> Records supplied:
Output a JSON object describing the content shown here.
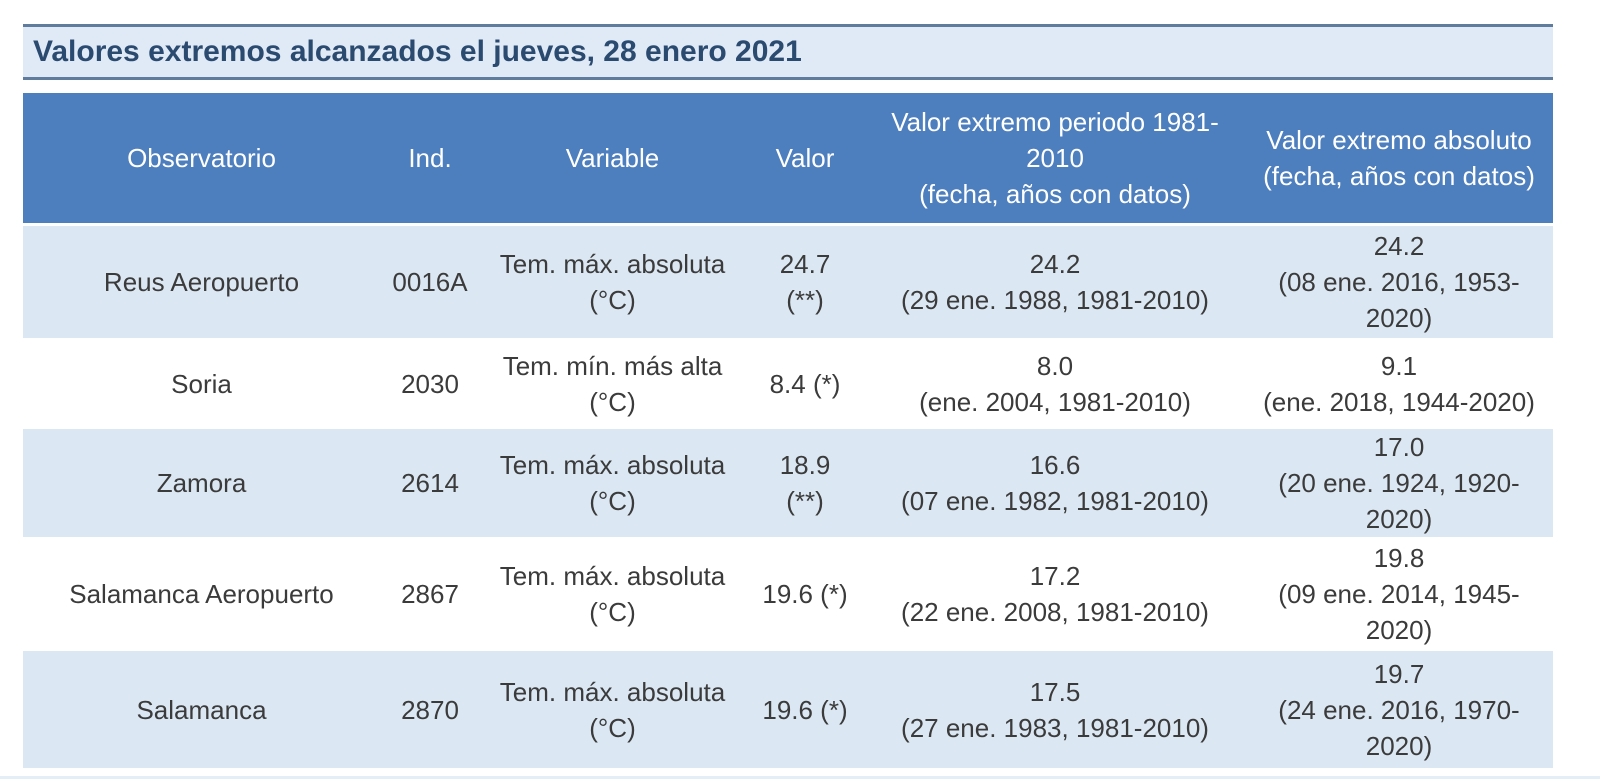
{
  "title": "Valores extremos alcanzados el jueves, 28 enero 2021",
  "colors": {
    "header_blue": "#4d7ebd",
    "row_light_blue": "#dbe7f3",
    "row_white": "#ffffff",
    "title_bar_background": "#e0eaf6",
    "title_text": "#2b4a6f",
    "divider_line": "#5f7c9c",
    "body_text": "#3b3b3b",
    "header_text": "#ffffff"
  },
  "table": {
    "columns": {
      "observatorio": "Observatorio",
      "ind": "Ind.",
      "variable": "Variable",
      "valor": "Valor",
      "extremo_periodo": "Valor extremo periodo 1981-\n2010\n(fecha, años con datos)",
      "extremo_absoluto": "Valor extremo absoluto\n(fecha, años con datos)"
    },
    "rows": [
      {
        "observatorio": "Reus Aeropuerto",
        "ind": "0016A",
        "variable": "Tem. máx. absoluta\n(°C)",
        "valor": "24.7\n(**)",
        "extremo_periodo": "24.2\n(29 ene. 1988, 1981-2010)",
        "extremo_absoluto": "24.2\n(08 ene. 2016, 1953-\n2020)"
      },
      {
        "observatorio": "Soria",
        "ind": "2030",
        "variable": "Tem. mín. más alta\n(°C)",
        "valor": "8.4 (*)",
        "extremo_periodo": "8.0\n(ene. 2004, 1981-2010)",
        "extremo_absoluto": "9.1\n(ene. 2018, 1944-2020)"
      },
      {
        "observatorio": "Zamora",
        "ind": "2614",
        "variable": "Tem. máx. absoluta\n(°C)",
        "valor": "18.9\n(**)",
        "extremo_periodo": "16.6\n(07 ene. 1982, 1981-2010)",
        "extremo_absoluto": "17.0\n(20 ene. 1924, 1920-\n2020)"
      },
      {
        "observatorio": "Salamanca Aeropuerto",
        "ind": "2867",
        "variable": "Tem. máx. absoluta\n(°C)",
        "valor": "19.6 (*)",
        "extremo_periodo": "17.2\n(22 ene. 2008, 1981-2010)",
        "extremo_absoluto": "19.8\n(09 ene. 2014, 1945-\n2020)"
      },
      {
        "observatorio": "Salamanca",
        "ind": "2870",
        "variable": "Tem. máx. absoluta\n(°C)",
        "valor": "19.6 (*)",
        "extremo_periodo": "17.5\n(27 ene. 1983, 1981-2010)",
        "extremo_absoluto": "19.7\n(24 ene. 2016, 1970-\n2020)"
      }
    ]
  }
}
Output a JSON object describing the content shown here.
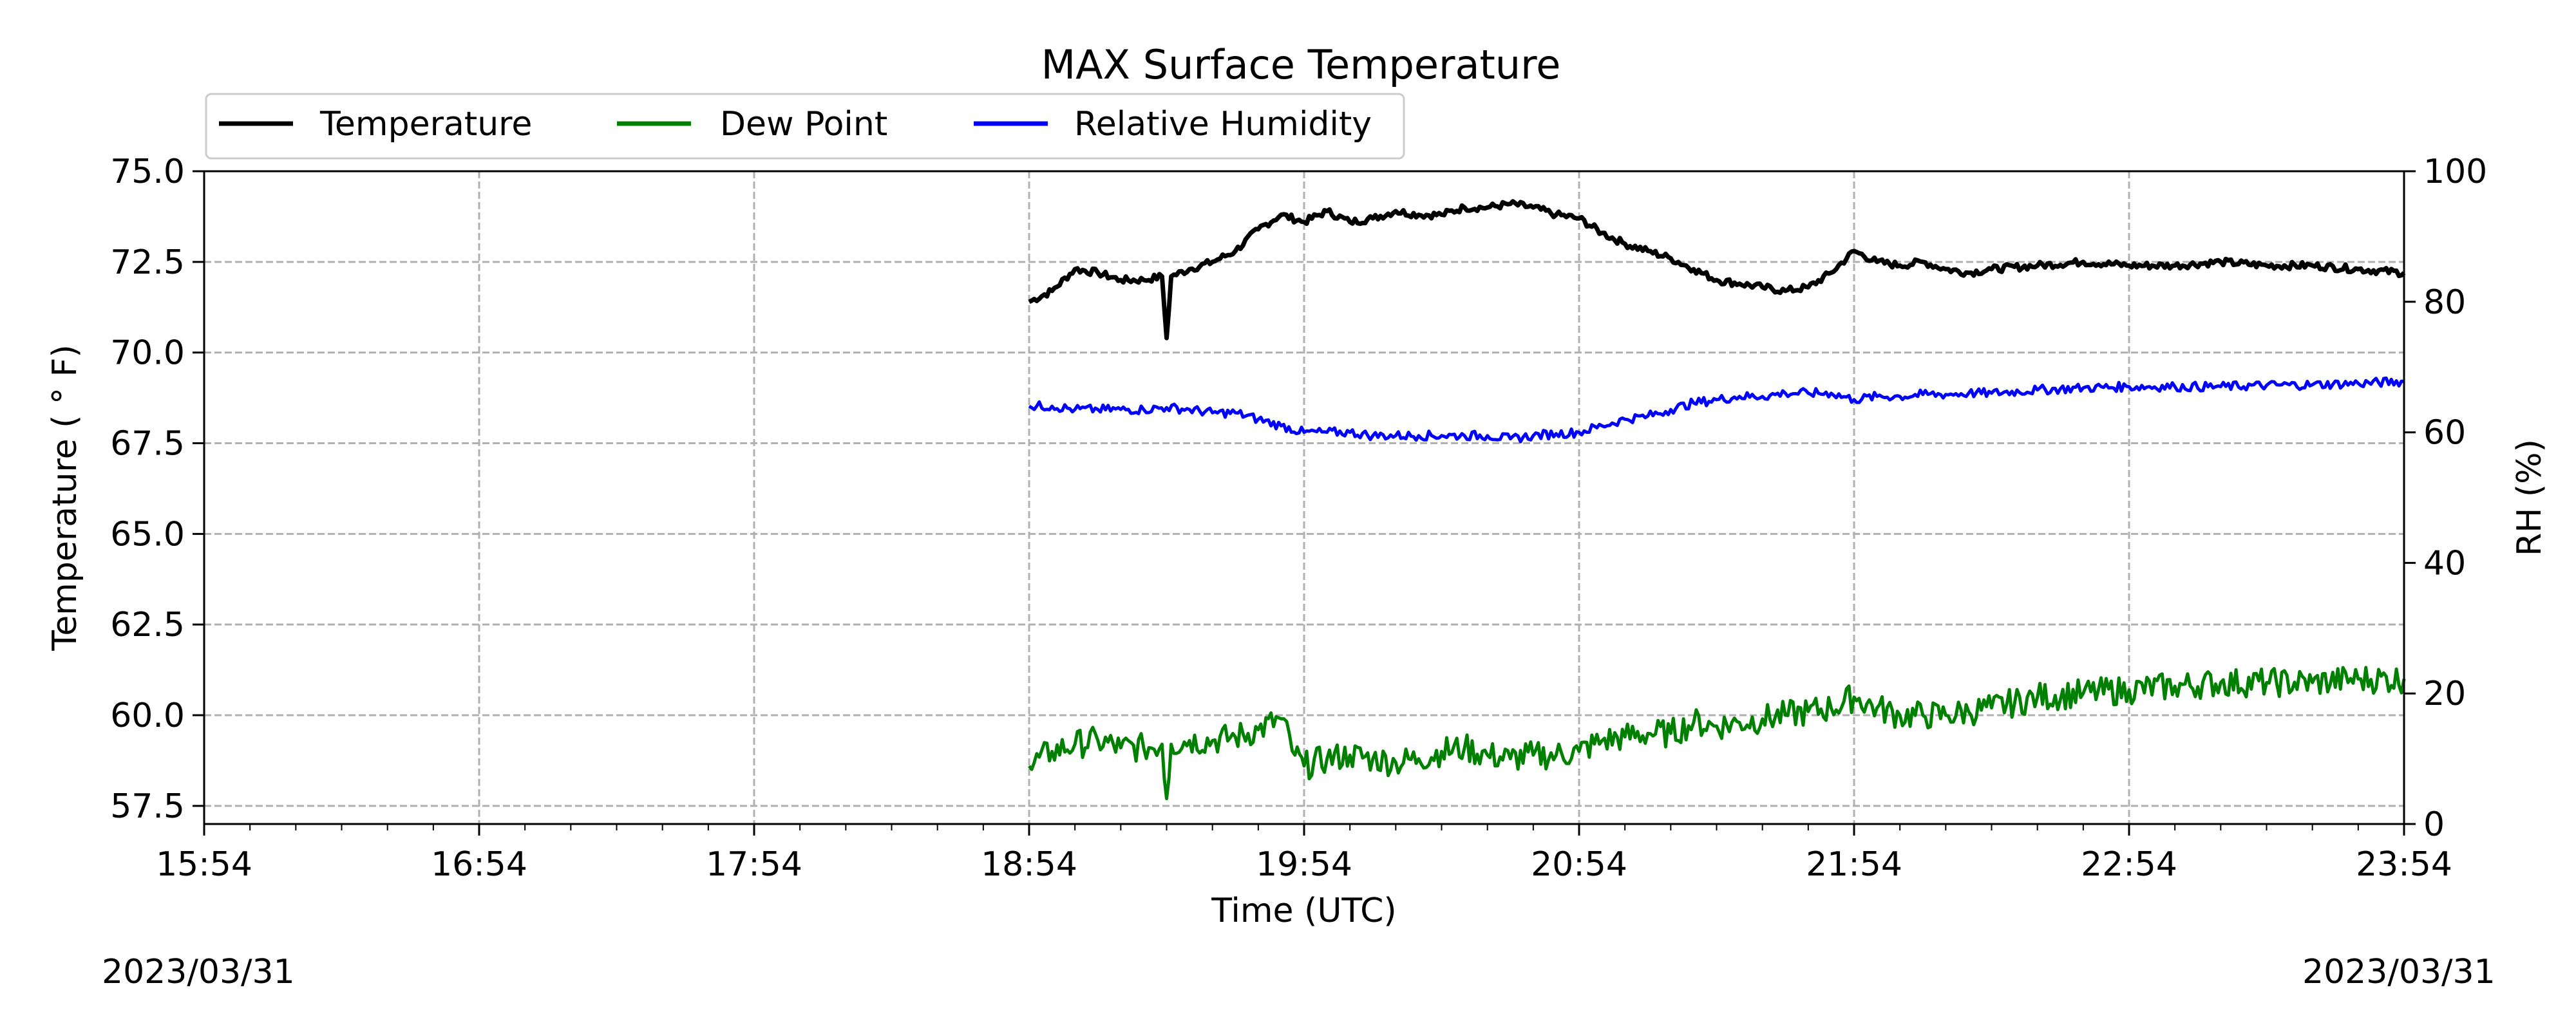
{
  "chart_data": {
    "type": "line",
    "title": "MAX Surface Temperature",
    "xlabel": "Time (UTC)",
    "ylabel": "Temperature ($^\\circ$F)",
    "ylabel_display": "Temperature ( ° F)",
    "y2label": "RH (%)",
    "xlim": [
      "15:54",
      "23:54"
    ],
    "ylim": [
      57.0,
      75.0
    ],
    "y2lim": [
      0,
      100
    ],
    "x_ticks": [
      "15:54",
      "16:54",
      "17:54",
      "18:54",
      "19:54",
      "20:54",
      "21:54",
      "22:54",
      "23:54"
    ],
    "y_ticks": [
      "57.5",
      "60.0",
      "62.5",
      "65.0",
      "67.5",
      "70.0",
      "72.5",
      "75.0"
    ],
    "y2_ticks": [
      "0",
      "20",
      "40",
      "60",
      "80",
      "100"
    ],
    "grid": true,
    "legend_position": "top-left",
    "series": [
      {
        "name": "Temperature",
        "axis": "left",
        "color": "#000000",
        "points": [
          [
            "18:54",
            71.4
          ],
          [
            "18:59",
            71.7
          ],
          [
            "19:04",
            72.3
          ],
          [
            "19:09",
            72.2
          ],
          [
            "19:14",
            72.0
          ],
          [
            "19:19",
            72.0
          ],
          [
            "19:23",
            72.1
          ],
          [
            "19:24",
            70.4
          ],
          [
            "19:25",
            72.1
          ],
          [
            "19:29",
            72.3
          ],
          [
            "19:34",
            72.5
          ],
          [
            "19:39",
            72.8
          ],
          [
            "19:44",
            73.4
          ],
          [
            "19:49",
            73.8
          ],
          [
            "19:54",
            73.6
          ],
          [
            "19:59",
            73.9
          ],
          [
            "20:04",
            73.6
          ],
          [
            "20:09",
            73.7
          ],
          [
            "20:14",
            73.9
          ],
          [
            "20:19",
            73.8
          ],
          [
            "20:24",
            73.8
          ],
          [
            "20:29",
            74.0
          ],
          [
            "20:34",
            74.0
          ],
          [
            "20:39",
            74.1
          ],
          [
            "20:44",
            74.0
          ],
          [
            "20:49",
            73.8
          ],
          [
            "20:54",
            73.7
          ],
          [
            "20:59",
            73.3
          ],
          [
            "21:04",
            73.0
          ],
          [
            "21:09",
            72.8
          ],
          [
            "21:14",
            72.6
          ],
          [
            "21:19",
            72.3
          ],
          [
            "21:24",
            72.0
          ],
          [
            "21:29",
            71.9
          ],
          [
            "21:34",
            71.8
          ],
          [
            "21:39",
            71.7
          ],
          [
            "21:44",
            71.8
          ],
          [
            "21:49",
            72.2
          ],
          [
            "21:54",
            72.8
          ],
          [
            "21:59",
            72.5
          ],
          [
            "22:04",
            72.4
          ],
          [
            "22:09",
            72.5
          ],
          [
            "22:14",
            72.3
          ],
          [
            "22:19",
            72.2
          ],
          [
            "22:24",
            72.3
          ],
          [
            "22:34",
            72.4
          ],
          [
            "22:44",
            72.5
          ],
          [
            "22:54",
            72.4
          ],
          [
            "23:04",
            72.4
          ],
          [
            "23:14",
            72.5
          ],
          [
            "23:24",
            72.4
          ],
          [
            "23:34",
            72.4
          ],
          [
            "23:44",
            72.3
          ],
          [
            "23:54",
            72.2
          ]
        ]
      },
      {
        "name": "Dew Point",
        "axis": "left",
        "color": "#008000",
        "points": [
          [
            "18:54",
            58.6
          ],
          [
            "18:59",
            59.0
          ],
          [
            "19:04",
            59.2
          ],
          [
            "19:09",
            59.3
          ],
          [
            "19:14",
            59.1
          ],
          [
            "19:19",
            59.1
          ],
          [
            "19:23",
            59.2
          ],
          [
            "19:24",
            57.7
          ],
          [
            "19:25",
            59.2
          ],
          [
            "19:29",
            59.3
          ],
          [
            "19:34",
            59.3
          ],
          [
            "19:39",
            59.4
          ],
          [
            "19:44",
            59.6
          ],
          [
            "19:49",
            59.9
          ],
          [
            "19:52",
            58.9
          ],
          [
            "19:54",
            58.6
          ],
          [
            "19:59",
            58.8
          ],
          [
            "20:04",
            58.9
          ],
          [
            "20:09",
            58.8
          ],
          [
            "20:14",
            58.7
          ],
          [
            "20:19",
            58.8
          ],
          [
            "20:24",
            59.0
          ],
          [
            "20:29",
            59.1
          ],
          [
            "20:34",
            58.9
          ],
          [
            "20:39",
            58.8
          ],
          [
            "20:44",
            58.9
          ],
          [
            "20:49",
            58.9
          ],
          [
            "20:54",
            59.0
          ],
          [
            "20:59",
            59.3
          ],
          [
            "21:04",
            59.4
          ],
          [
            "21:09",
            59.5
          ],
          [
            "21:14",
            59.5
          ],
          [
            "21:19",
            59.8
          ],
          [
            "21:24",
            59.7
          ],
          [
            "21:29",
            59.8
          ],
          [
            "21:34",
            59.9
          ],
          [
            "21:39",
            60.0
          ],
          [
            "21:44",
            60.1
          ],
          [
            "21:49",
            60.2
          ],
          [
            "21:54",
            60.5
          ],
          [
            "21:59",
            60.2
          ],
          [
            "22:04",
            60.0
          ],
          [
            "22:09",
            60.0
          ],
          [
            "22:14",
            60.0
          ],
          [
            "22:19",
            60.1
          ],
          [
            "22:24",
            60.2
          ],
          [
            "22:34",
            60.5
          ],
          [
            "22:44",
            60.6
          ],
          [
            "22:54",
            60.7
          ],
          [
            "23:04",
            60.8
          ],
          [
            "23:14",
            60.9
          ],
          [
            "23:24",
            60.9
          ],
          [
            "23:34",
            60.9
          ],
          [
            "23:44",
            61.0
          ],
          [
            "23:54",
            61.0
          ]
        ]
      },
      {
        "name": "Relative Humidity",
        "axis": "right",
        "color": "#0000ff",
        "points": [
          [
            "18:54",
            64.0
          ],
          [
            "18:59",
            64.0
          ],
          [
            "19:04",
            63.5
          ],
          [
            "19:09",
            63.5
          ],
          [
            "19:14",
            63.5
          ],
          [
            "19:19",
            63.5
          ],
          [
            "19:24",
            63.8
          ],
          [
            "19:29",
            63.5
          ],
          [
            "19:34",
            63.0
          ],
          [
            "19:39",
            63.0
          ],
          [
            "19:44",
            62.0
          ],
          [
            "19:49",
            61.0
          ],
          [
            "19:54",
            60.0
          ],
          [
            "19:59",
            60.0
          ],
          [
            "20:04",
            60.0
          ],
          [
            "20:09",
            59.5
          ],
          [
            "20:14",
            59.5
          ],
          [
            "20:19",
            59.5
          ],
          [
            "20:24",
            59.5
          ],
          [
            "20:29",
            59.5
          ],
          [
            "20:34",
            59.5
          ],
          [
            "20:39",
            59.0
          ],
          [
            "20:44",
            59.5
          ],
          [
            "20:49",
            59.8
          ],
          [
            "20:54",
            60.0
          ],
          [
            "20:59",
            61.0
          ],
          [
            "21:04",
            62.0
          ],
          [
            "21:09",
            62.5
          ],
          [
            "21:14",
            63.5
          ],
          [
            "21:19",
            64.5
          ],
          [
            "21:24",
            65.0
          ],
          [
            "21:29",
            65.5
          ],
          [
            "21:34",
            65.5
          ],
          [
            "21:39",
            66.0
          ],
          [
            "21:44",
            66.0
          ],
          [
            "21:49",
            66.0
          ],
          [
            "21:54",
            65.0
          ],
          [
            "21:59",
            65.5
          ],
          [
            "22:04",
            65.5
          ],
          [
            "22:09",
            65.8
          ],
          [
            "22:14",
            65.8
          ],
          [
            "22:19",
            66.0
          ],
          [
            "22:24",
            66.0
          ],
          [
            "22:34",
            66.5
          ],
          [
            "22:44",
            66.8
          ],
          [
            "22:54",
            67.0
          ],
          [
            "23:04",
            67.0
          ],
          [
            "23:14",
            67.0
          ],
          [
            "23:24",
            67.2
          ],
          [
            "23:34",
            67.3
          ],
          [
            "23:44",
            67.5
          ],
          [
            "23:54",
            67.8
          ]
        ]
      }
    ]
  },
  "footer": {
    "left_date": "2023/03/31",
    "right_date": "2023/03/31"
  }
}
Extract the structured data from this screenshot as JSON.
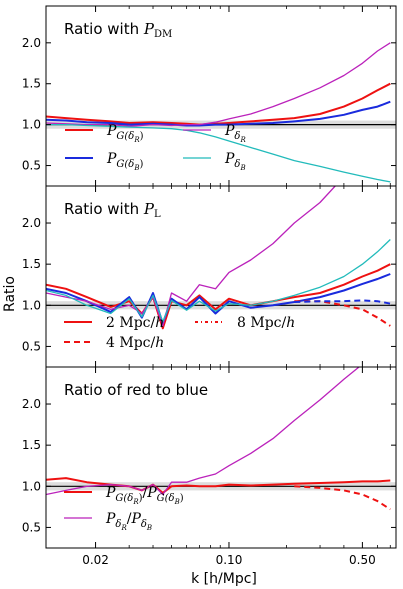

> Work to be completed: Go through the records. Copy each line where "Aeropuerto" appears.

> Answer to this task:
        "observatorio": "Reus Aeropuerto",
        "observatorio": "Salamanca Aeropuerto",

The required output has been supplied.